*Input*
--------------------------------------------------
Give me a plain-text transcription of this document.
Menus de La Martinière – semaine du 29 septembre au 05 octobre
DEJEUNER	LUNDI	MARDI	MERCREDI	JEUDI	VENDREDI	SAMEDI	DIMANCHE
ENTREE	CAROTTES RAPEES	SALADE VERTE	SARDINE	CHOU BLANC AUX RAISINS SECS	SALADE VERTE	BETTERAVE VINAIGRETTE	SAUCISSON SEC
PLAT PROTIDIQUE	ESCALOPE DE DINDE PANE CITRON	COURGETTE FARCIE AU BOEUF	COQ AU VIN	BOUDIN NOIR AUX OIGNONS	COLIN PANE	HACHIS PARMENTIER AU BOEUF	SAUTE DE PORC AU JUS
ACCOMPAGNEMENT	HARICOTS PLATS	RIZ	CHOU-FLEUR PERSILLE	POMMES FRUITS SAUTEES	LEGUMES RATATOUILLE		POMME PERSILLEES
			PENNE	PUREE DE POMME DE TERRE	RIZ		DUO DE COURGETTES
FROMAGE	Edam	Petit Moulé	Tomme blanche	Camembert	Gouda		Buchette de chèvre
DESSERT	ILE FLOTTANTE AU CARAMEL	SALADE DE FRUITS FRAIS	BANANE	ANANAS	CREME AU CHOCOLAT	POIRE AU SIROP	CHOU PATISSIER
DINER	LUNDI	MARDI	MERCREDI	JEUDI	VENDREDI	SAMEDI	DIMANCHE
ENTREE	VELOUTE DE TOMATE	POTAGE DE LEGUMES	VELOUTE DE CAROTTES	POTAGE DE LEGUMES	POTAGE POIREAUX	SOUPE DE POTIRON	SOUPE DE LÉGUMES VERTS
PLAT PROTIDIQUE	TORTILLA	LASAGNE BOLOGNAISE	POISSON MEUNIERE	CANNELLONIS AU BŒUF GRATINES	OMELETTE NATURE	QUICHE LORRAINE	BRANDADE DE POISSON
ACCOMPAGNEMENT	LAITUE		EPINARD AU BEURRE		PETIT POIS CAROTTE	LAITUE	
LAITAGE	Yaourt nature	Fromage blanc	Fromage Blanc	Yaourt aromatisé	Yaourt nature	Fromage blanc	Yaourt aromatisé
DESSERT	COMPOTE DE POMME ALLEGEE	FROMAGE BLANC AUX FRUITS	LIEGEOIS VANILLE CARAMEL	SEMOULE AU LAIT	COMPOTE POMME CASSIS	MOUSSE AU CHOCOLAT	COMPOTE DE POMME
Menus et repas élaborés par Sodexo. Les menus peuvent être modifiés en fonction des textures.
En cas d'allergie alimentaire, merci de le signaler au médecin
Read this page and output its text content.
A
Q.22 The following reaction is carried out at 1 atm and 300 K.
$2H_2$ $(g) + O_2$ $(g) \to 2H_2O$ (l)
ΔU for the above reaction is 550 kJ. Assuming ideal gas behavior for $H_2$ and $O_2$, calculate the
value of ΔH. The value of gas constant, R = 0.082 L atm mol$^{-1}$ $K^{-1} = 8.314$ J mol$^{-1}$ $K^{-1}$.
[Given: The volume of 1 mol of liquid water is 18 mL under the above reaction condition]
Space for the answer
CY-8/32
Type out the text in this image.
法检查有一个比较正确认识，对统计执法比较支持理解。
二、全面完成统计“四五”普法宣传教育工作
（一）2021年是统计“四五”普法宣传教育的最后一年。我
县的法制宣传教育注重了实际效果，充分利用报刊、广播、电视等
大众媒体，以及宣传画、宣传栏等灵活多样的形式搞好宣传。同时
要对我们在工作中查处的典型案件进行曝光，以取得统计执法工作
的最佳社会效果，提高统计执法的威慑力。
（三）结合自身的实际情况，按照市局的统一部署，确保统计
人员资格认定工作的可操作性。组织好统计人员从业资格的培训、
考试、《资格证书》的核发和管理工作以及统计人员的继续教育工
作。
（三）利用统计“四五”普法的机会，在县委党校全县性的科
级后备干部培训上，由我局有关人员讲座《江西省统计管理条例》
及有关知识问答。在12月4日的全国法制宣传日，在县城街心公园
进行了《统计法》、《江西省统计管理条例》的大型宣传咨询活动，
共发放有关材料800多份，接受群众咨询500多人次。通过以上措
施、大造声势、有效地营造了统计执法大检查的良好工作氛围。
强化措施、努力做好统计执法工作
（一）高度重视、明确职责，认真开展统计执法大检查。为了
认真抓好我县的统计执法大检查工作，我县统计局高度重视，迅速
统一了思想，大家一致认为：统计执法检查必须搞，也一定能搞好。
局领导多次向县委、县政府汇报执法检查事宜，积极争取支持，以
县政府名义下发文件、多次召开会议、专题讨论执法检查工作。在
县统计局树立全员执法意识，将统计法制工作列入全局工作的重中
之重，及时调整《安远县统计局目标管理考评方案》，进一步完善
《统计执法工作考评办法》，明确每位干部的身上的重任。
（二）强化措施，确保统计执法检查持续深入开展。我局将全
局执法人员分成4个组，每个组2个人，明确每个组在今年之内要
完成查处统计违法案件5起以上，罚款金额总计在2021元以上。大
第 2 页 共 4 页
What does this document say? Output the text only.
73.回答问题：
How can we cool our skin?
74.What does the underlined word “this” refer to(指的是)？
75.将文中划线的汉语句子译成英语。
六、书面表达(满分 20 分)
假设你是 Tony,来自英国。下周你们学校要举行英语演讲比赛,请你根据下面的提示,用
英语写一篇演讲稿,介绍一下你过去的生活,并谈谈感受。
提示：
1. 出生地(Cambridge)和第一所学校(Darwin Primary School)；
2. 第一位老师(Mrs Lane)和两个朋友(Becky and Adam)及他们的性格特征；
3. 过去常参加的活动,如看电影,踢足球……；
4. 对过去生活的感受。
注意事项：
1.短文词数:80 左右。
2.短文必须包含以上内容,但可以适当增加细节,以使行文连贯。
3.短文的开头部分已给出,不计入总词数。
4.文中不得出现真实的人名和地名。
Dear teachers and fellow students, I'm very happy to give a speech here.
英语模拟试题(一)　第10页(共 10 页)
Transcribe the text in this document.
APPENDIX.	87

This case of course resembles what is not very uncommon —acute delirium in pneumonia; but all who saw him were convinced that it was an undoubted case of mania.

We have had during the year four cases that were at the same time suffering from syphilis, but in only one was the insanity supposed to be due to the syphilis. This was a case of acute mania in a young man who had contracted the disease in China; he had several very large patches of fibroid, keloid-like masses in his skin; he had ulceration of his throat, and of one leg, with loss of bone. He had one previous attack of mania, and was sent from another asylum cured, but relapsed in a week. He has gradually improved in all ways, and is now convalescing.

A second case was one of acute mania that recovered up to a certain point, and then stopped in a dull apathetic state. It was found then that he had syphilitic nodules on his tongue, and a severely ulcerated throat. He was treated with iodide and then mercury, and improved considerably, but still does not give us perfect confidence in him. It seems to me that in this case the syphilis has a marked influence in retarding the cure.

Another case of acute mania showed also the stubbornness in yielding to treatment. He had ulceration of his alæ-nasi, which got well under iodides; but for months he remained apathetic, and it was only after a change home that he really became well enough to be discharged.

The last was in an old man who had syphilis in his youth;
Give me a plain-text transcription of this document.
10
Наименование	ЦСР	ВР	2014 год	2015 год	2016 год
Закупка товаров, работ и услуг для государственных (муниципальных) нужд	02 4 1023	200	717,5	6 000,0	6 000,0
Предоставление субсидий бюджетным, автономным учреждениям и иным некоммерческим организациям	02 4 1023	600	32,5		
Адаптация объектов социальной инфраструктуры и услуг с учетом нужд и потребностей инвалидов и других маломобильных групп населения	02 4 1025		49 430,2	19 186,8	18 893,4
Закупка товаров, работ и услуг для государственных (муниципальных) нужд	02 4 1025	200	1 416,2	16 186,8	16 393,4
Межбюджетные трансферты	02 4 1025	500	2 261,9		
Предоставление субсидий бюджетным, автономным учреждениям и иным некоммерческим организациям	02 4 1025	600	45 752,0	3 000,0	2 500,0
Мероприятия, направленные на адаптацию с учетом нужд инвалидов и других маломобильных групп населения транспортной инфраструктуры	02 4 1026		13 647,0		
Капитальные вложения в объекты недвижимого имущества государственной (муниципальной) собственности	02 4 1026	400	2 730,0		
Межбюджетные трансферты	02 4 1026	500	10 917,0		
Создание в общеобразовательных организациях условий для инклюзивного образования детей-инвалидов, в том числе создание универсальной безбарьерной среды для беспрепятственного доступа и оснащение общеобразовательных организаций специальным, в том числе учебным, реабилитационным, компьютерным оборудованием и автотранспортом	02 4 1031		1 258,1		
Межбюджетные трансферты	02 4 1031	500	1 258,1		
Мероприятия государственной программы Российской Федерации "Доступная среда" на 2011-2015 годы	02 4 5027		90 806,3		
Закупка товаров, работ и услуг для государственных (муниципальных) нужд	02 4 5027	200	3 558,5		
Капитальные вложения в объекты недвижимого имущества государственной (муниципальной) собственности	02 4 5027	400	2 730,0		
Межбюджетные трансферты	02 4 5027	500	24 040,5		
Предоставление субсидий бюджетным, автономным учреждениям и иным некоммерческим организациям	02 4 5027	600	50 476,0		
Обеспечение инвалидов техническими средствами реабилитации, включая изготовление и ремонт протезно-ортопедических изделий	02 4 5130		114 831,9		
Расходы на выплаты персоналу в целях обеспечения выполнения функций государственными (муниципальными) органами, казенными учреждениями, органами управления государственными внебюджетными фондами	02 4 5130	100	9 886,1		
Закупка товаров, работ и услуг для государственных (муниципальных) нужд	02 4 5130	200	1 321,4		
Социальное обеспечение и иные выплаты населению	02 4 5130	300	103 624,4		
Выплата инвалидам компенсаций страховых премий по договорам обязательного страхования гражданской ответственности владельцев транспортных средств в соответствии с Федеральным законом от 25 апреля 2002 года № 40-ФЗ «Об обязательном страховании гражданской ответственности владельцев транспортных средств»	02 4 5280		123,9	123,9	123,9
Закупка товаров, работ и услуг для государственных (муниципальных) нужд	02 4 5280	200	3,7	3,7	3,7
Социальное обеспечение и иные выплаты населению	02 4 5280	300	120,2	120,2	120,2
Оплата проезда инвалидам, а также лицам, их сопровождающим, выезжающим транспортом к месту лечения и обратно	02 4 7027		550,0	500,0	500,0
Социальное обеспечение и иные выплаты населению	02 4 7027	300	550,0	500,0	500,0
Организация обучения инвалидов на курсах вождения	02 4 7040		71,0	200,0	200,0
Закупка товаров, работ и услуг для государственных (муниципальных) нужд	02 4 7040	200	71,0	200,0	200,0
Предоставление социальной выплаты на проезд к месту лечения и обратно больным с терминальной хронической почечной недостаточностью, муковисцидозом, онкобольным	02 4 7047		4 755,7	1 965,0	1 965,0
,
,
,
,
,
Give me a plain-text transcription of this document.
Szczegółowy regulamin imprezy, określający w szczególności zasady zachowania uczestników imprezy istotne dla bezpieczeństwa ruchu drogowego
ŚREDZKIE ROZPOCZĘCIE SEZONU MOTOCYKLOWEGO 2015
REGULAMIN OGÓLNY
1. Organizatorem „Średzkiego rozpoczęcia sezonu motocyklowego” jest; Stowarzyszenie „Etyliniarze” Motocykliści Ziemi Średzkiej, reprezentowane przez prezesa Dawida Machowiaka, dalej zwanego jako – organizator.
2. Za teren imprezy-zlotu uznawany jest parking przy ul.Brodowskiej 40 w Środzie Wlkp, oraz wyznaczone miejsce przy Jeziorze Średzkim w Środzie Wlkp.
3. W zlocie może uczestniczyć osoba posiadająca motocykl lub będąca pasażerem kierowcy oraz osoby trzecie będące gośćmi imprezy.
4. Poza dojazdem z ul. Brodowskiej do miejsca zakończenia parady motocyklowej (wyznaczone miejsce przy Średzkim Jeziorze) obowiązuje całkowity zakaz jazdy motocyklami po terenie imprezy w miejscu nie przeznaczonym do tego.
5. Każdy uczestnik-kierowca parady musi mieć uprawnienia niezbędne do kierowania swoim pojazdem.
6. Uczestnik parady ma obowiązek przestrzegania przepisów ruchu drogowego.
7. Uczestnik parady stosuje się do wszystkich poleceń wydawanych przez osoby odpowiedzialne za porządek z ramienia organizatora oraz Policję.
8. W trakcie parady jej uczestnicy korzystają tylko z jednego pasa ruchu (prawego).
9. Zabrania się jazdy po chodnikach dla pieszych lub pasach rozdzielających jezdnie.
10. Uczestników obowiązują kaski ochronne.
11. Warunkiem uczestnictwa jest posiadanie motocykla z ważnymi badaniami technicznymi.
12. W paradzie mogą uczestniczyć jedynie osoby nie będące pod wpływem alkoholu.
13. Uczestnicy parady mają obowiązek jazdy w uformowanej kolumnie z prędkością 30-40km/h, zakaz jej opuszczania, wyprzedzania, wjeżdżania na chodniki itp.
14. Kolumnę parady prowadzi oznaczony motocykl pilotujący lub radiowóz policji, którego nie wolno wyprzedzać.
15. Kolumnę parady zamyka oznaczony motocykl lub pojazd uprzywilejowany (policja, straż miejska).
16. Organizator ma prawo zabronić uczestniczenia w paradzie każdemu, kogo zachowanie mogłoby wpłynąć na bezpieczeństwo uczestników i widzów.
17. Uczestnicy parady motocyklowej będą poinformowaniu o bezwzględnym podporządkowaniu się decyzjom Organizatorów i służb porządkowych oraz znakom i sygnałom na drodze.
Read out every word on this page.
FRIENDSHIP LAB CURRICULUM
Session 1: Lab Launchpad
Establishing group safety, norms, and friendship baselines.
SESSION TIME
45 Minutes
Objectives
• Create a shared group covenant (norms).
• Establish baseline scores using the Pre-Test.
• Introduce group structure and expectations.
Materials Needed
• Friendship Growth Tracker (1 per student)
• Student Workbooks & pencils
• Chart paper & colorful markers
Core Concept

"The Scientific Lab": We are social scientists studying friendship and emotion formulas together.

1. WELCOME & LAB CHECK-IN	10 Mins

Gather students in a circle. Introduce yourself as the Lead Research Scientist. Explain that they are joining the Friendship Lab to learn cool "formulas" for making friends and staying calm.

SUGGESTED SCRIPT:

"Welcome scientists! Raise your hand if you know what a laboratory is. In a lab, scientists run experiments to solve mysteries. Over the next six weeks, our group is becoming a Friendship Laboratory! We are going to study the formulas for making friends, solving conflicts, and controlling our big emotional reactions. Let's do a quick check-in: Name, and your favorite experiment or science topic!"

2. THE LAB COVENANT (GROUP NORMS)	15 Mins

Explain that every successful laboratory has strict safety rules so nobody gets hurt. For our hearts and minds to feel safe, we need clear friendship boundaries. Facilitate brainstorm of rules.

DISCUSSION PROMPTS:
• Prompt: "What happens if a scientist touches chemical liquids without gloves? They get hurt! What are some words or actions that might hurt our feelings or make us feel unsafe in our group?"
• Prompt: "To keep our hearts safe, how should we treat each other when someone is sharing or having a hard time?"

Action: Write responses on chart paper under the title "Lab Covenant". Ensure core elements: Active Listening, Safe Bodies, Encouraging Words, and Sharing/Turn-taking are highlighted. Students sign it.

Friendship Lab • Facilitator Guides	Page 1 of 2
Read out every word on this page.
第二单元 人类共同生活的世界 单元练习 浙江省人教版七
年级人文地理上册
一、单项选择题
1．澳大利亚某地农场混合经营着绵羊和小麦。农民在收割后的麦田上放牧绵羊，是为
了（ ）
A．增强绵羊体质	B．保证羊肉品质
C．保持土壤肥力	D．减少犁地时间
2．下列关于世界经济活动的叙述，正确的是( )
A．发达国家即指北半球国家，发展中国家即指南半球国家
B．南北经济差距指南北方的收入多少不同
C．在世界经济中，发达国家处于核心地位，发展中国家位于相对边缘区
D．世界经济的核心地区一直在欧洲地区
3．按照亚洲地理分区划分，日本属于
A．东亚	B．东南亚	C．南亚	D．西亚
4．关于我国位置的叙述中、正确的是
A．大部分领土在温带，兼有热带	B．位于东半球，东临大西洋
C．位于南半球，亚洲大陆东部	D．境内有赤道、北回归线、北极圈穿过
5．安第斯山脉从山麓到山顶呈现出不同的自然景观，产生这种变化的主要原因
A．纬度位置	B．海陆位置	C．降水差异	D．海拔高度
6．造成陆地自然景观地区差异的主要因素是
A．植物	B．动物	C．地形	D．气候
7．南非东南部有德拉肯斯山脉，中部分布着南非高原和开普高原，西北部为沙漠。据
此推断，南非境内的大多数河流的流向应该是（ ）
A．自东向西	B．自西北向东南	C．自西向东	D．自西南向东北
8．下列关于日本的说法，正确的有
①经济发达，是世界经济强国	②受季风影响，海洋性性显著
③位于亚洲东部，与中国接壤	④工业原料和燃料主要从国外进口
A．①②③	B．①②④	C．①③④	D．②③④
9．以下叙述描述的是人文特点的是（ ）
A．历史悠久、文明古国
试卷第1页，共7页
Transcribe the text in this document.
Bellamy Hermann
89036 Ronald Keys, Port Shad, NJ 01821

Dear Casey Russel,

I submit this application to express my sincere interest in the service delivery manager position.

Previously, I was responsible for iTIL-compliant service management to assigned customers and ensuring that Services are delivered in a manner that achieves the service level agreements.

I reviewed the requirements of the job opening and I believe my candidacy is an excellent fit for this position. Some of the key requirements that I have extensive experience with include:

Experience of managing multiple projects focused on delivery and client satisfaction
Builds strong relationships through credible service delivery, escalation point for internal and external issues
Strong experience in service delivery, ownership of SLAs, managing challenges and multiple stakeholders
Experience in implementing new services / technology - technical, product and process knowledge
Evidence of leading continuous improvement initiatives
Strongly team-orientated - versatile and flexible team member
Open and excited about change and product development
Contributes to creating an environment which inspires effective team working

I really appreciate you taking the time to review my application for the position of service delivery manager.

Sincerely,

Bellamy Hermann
--------------------------------------------------
*Short exercise*
Find the string "ACCOMPAGNEMENT" in the records, then copy each line where it occurs.

*Solution for this exercise*
ACCOMPAGNEMENT	HARICOTS PLATS	RIZ	CHOU-FLEUR PERSILLE	POMMES FRUITS SAUTEES	LEGUMES RATATOUILLE		POMME PERSILLEES
ACCOMPAGNEMENT	LAITUE		EPINARD AU BEURRE		PETIT POIS CAROTTE	LAITUE	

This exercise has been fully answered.